(begin)
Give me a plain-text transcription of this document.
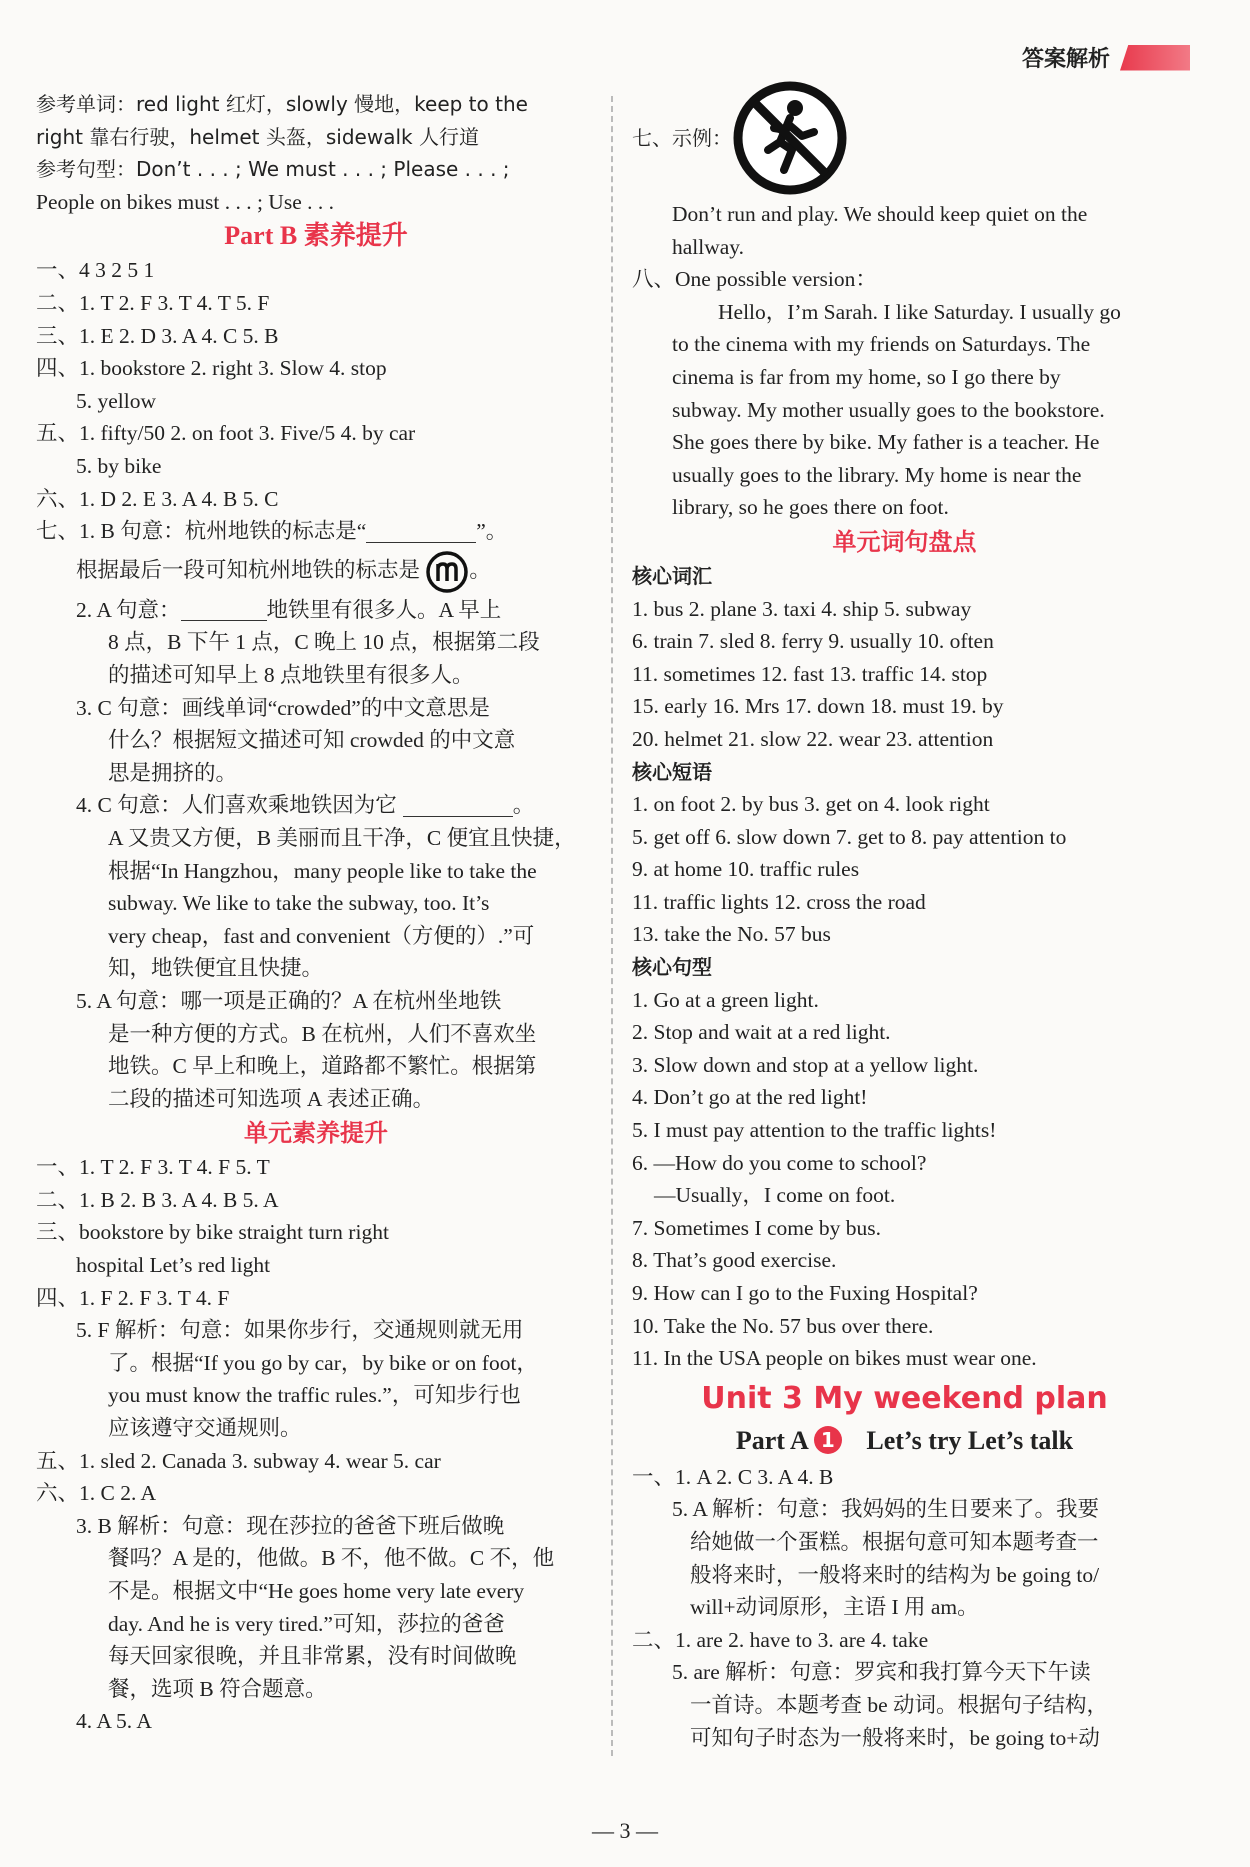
答案解析
参考单词：red light 红灯，slowly 慢地，keep to the
right 靠右行驶，helmet 头盔，sidewalk 人行道
参考句型：Don’t . . . ; We must . . . ; Please . . . ;
People on bikes must . . . ; Use . . .
Part B 素养提升
一、4 3 2 5 1
二、1. T 2. F 3. T 4. T 5. F
三、1. E 2. D 3. A 4. C 5. B
四、1. bookstore 2. right 3. Slow 4. stop
5. yellow
五、1. fifty/50 2. on foot 3. Five/5 4. by car
5. by bike
六、1. D 2. E 3. A 4. B 5. C
七、1. B 句意：杭州地铁的标志是“	”。
根据最后一段可知杭州地铁的标志是 。
2. A 句意：	地铁里有很多人。A 早上
8 点，B 下午 1 点，C 晚上 10 点，根据第二段
的描述可知早上 8 点地铁里有很多人。
3. C 句意：画线单词“crowded”的中文意思是
什么？根据短文描述可知 crowded 的中文意
思是拥挤的。
4. C 句意：人们喜欢乘地铁因为它	。
A 又贵又方便，B 美丽而且干净，C 便宜且快捷，
根据“In Hangzhou，many people like to take the
subway. We like to take the subway, too. It’s
very cheap，fast and convenient（方便的）.”可
知，地铁便宜且快捷。
5. A 句意：哪一项是正确的？A 在杭州坐地铁
是一种方便的方式。B 在杭州，人们不喜欢坐
地铁。C 早上和晚上，道路都不繁忙。根据第
二段的描述可知选项 A 表述正确。
单元素养提升
一、1. T 2. F 3. T 4. F 5. T
二、1. B 2. B 3. A 4. B 5. A
三、bookstore by bike straight turn right
hospital Let’s red light
四、1. F 2. F 3. T 4. F
5. F 解析：句意：如果你步行，交通规则就无用
了。根据“If you go by car，by bike or on foot，
you must know the traffic rules.”，可知步行也
应该遵守交通规则。
五、1. sled 2. Canada 3. subway 4. wear 5. car
六、1. C 2. A
3. B 解析：句意：现在莎拉的爸爸下班后做晚
餐吗？A 是的，他做。B 不，他不做。C 不，他
不是。根据文中“He goes home very late every
day. And he is very tired.”可知，莎拉的爸爸
每天回家很晚，并且非常累，没有时间做晚
餐，选项 B 符合题意。
4. A 5. A
七、示例：
Don’t run and play. We should keep quiet on the
hallway.
八、One possible version：
Hello，I’m Sarah. I like Saturday. I usually go
to the cinema with my friends on Saturdays. The
cinema is far from my home, so I go there by
subway. My mother usually goes to the bookstore.
She goes there by bike. My father is a teacher. He
usually goes to the library. My home is near the
library, so he goes there on foot.
单元词句盘点
核心词汇
1. bus 2. plane 3. taxi 4. ship 5. subway
6. train 7. sled 8. ferry 9. usually 10. often
11. sometimes 12. fast 13. traffic 14. stop
15. early 16. Mrs 17. down 18. must 19. by
20. helmet 21. slow 22. wear 23. attention
核心短语
1. on foot 2. by bus 3. get on 4. look right
5. get off 6. slow down 7. get to 8. pay attention to
9. at home 10. traffic rules
11. traffic lights 12. cross the road
13. take the No. 57 bus
核心句型
1. Go at a green light.
2. Stop and wait at a red light.
3. Slow down and stop at a yellow light.
4. Don’t go at the red light!
5. I must pay attention to the traffic lights!
6. —How do you come to school?
—Usually，I come on foot.
7. Sometimes I come by bus.
8. That’s good exercise.
9. How can I go to the Fuxing Hospital?
10. Take the No. 57 bus over there.
11. In the USA people on bikes must wear one.
Unit 3 My weekend plan
Part A 1 Let’s try Let’s talk
一、1. A 2. C 3. A 4. B
5. A 解析：句意：我妈妈的生日要来了。我要
给她做一个蛋糕。根据句意可知本题考查一
般将来时，一般将来时的结构为 be going to/
will+动词原形，主语 I 用 am。
二、1. are 2. have to 3. are 4. take
5. are 解析：句意：罗宾和我打算今天下午读
一首诗。本题考查 be 动词。根据句子结构，
可知句子时态为一般将来时，be going to+动
— 3 —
(end)
Challenge: Your task is to repeat the material above exactly, without its pictures.

Task output:
Give me a plain-text transcription of this document.
答案解析
参考单词：red light 红灯，slowly 慢地，keep to the
right 靠右行驶，helmet 头盔，sidewalk 人行道
参考句型：Don’t . . . ; We must . . . ; Please . . . ;
People on bikes must . . . ; Use . . .
Part B 素养提升
一、4 3 2 5 1
二、1. T 2. F 3. T 4. T 5. F
三、1. E 2. D 3. A 4. C 5. B
四、1. bookstore 2. right 3. Slow 4. stop
5. yellow
五、1. fifty/50 2. on foot 3. Five/5 4. by car
5. by bike
六、1. D 2. E 3. A 4. B 5. C
七、1. B 句意：杭州地铁的标志是“	”。
根据最后一段可知杭州地铁的标志是 。
2. A 句意：	地铁里有很多人。A 早上
8 点，B 下午 1 点，C 晚上 10 点，根据第二段
的描述可知早上 8 点地铁里有很多人。
3. C 句意：画线单词“crowded”的中文意思是
什么？根据短文描述可知 crowded 的中文意
思是拥挤的。
4. C 句意：人们喜欢乘地铁因为它	。
A 又贵又方便，B 美丽而且干净，C 便宜且快捷，
根据“In Hangzhou，many people like to take the
subway. We like to take the subway, too. It’s
very cheap，fast and convenient（方便的）.”可
知，地铁便宜且快捷。
5. A 句意：哪一项是正确的？A 在杭州坐地铁
是一种方便的方式。B 在杭州，人们不喜欢坐
地铁。C 早上和晚上，道路都不繁忙。根据第
二段的描述可知选项 A 表述正确。
单元素养提升
一、1. T 2. F 3. T 4. F 5. T
二、1. B 2. B 3. A 4. B 5. A
三、bookstore by bike straight turn right
hospital Let’s red light
四、1. F 2. F 3. T 4. F
5. F 解析：句意：如果你步行，交通规则就无用
了。根据“If you go by car，by bike or on foot，
you must know the traffic rules.”，可知步行也
应该遵守交通规则。
五、1. sled 2. Canada 3. subway 4. wear 5. car
六、1. C 2. A
3. B 解析：句意：现在莎拉的爸爸下班后做晚
餐吗？A 是的，他做。B 不，他不做。C 不，他
不是。根据文中“He goes home very late every
day. And he is very tired.”可知，莎拉的爸爸
每天回家很晚，并且非常累，没有时间做晚
餐，选项 B 符合题意。
4. A 5. A
七、示例：
Don’t run and play. We should keep quiet on the
hallway.
八、One possible version：
Hello，I’m Sarah. I like Saturday. I usually go
to the cinema with my friends on Saturdays. The
cinema is far from my home, so I go there by
subway. My mother usually goes to the bookstore.
She goes there by bike. My father is a teacher. He
usually goes to the library. My home is near the
library, so he goes there on foot.
单元词句盘点
核心词汇
1. bus 2. plane 3. taxi 4. ship 5. subway
6. train 7. sled 8. ferry 9. usually 10. often
11. sometimes 12. fast 13. traffic 14. stop
15. early 16. Mrs 17. down 18. must 19. by
20. helmet 21. slow 22. wear 23. attention
核心短语
1. on foot 2. by bus 3. get on 4. look right
5. get off 6. slow down 7. get to 8. pay attention to
9. at home 10. traffic rules
11. traffic lights 12. cross the road
13. take the No. 57 bus
核心句型
1. Go at a green light.
2. Stop and wait at a red light.
3. Slow down and stop at a yellow light.
4. Don’t go at the red light!
5. I must pay attention to the traffic lights!
6. —How do you come to school?
—Usually，I come on foot.
7. Sometimes I come by bus.
8. That’s good exercise.
9. How can I go to the Fuxing Hospital?
10. Take the No. 57 bus over there.
11. In the USA people on bikes must wear one.
Unit 3 My weekend plan
Part A 1 Let’s try Let’s talk
一、1. A 2. C 3. A 4. B
5. A 解析：句意：我妈妈的生日要来了。我要
给她做一个蛋糕。根据句意可知本题考查一
般将来时，一般将来时的结构为 be going to/
will+动词原形，主语 I 用 am。
二、1. are 2. have to 3. are 4. take
5. are 解析：句意：罗宾和我打算今天下午读
一首诗。本题考查 be 动词。根据句子结构，
可知句子时态为一般将来时，be going to+动
— 3 —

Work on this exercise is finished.